>> Start Exercise input
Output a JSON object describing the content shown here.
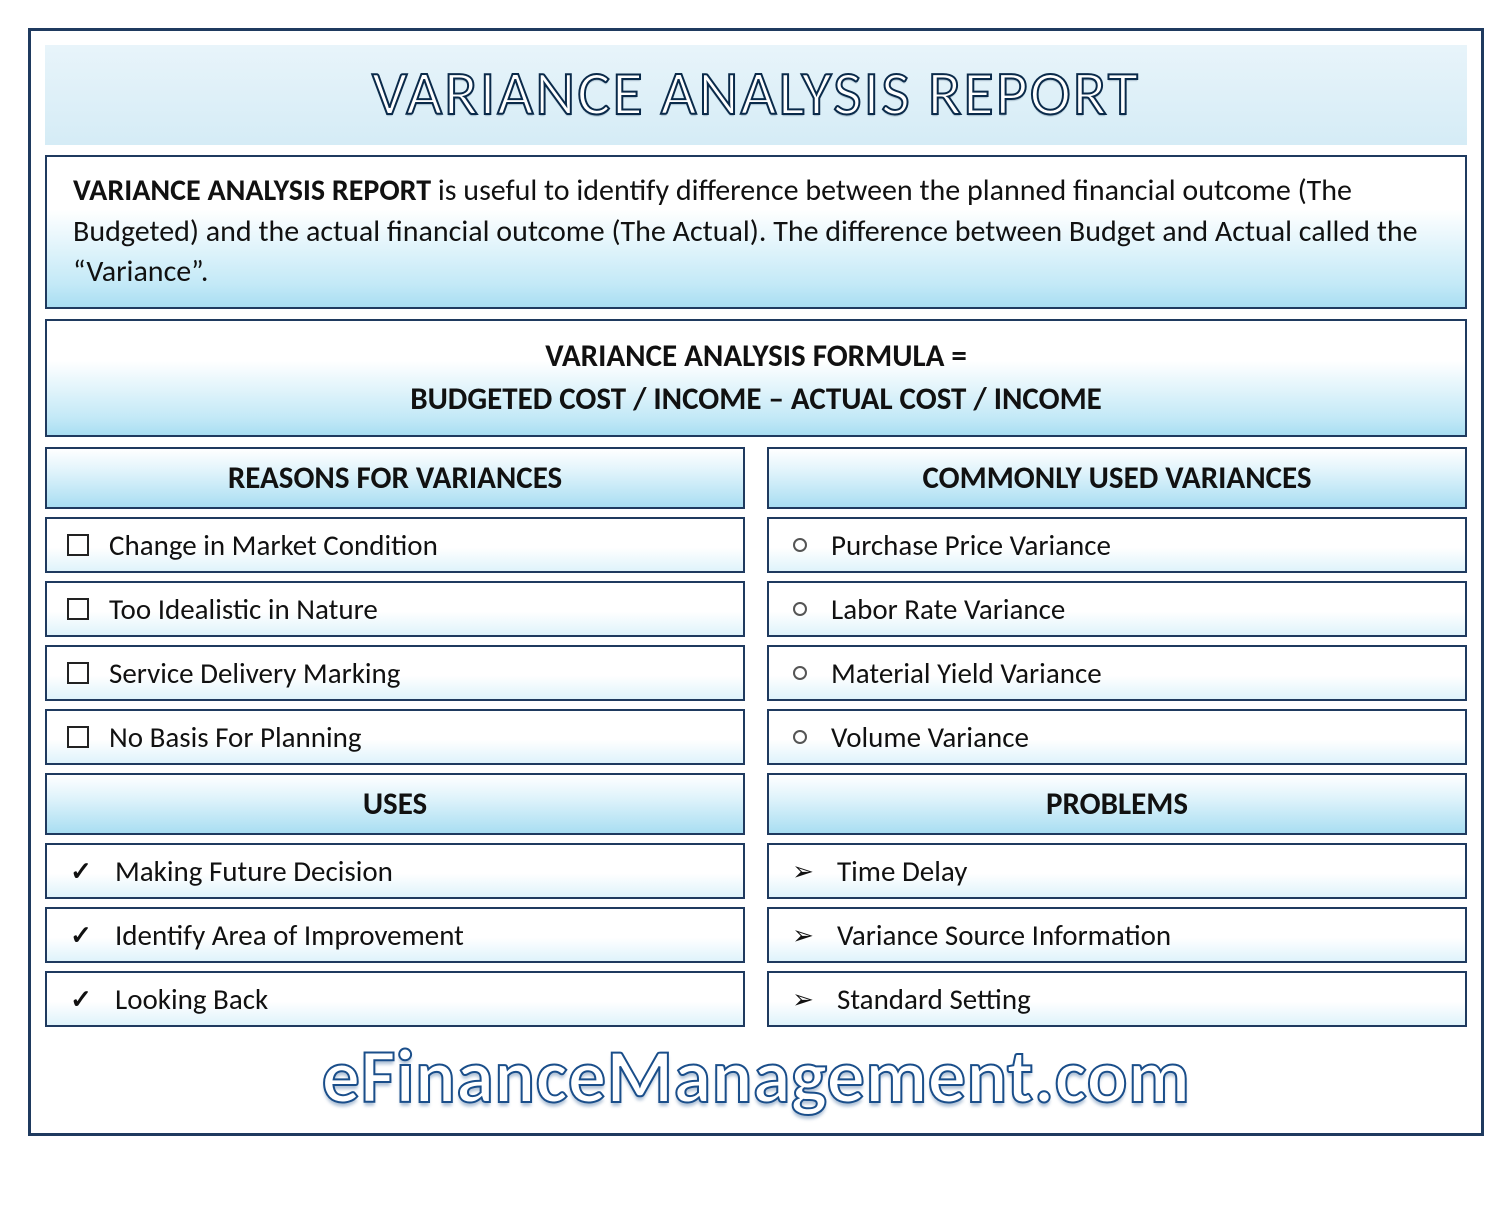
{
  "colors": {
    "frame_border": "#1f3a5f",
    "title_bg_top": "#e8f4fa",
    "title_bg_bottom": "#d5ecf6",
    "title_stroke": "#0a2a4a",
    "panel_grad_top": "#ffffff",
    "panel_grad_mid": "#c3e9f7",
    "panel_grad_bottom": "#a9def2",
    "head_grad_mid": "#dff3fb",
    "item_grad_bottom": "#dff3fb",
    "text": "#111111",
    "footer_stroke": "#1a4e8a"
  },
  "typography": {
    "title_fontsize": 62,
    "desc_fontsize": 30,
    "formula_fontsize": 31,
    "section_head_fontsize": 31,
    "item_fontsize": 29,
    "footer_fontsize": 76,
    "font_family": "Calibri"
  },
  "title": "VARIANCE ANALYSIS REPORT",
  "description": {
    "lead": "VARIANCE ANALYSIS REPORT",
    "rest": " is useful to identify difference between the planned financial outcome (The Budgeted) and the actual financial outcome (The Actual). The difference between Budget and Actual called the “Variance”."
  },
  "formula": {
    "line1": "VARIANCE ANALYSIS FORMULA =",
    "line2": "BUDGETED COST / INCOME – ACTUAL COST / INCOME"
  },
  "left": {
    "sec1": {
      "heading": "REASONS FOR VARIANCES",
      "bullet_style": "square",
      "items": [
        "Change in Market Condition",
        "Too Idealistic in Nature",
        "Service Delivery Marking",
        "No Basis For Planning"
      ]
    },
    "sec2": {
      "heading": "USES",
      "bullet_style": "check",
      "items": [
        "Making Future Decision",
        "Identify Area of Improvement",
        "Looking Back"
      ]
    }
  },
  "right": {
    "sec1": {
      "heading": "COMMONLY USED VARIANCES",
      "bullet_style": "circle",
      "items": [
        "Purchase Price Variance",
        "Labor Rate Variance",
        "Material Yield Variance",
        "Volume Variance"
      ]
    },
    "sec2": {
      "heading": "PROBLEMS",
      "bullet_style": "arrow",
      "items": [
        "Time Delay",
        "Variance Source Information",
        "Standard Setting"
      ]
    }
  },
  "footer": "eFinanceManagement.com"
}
>> End Exercise input
Problem statement: Extract every line that has the string "ANALYSIS" in it.

Written response:
  "title": "VARIANCE ANALYSIS REPORT",
    "lead": "VARIANCE ANALYSIS REPORT",
    "line1": "VARIANCE ANALYSIS FORMULA =",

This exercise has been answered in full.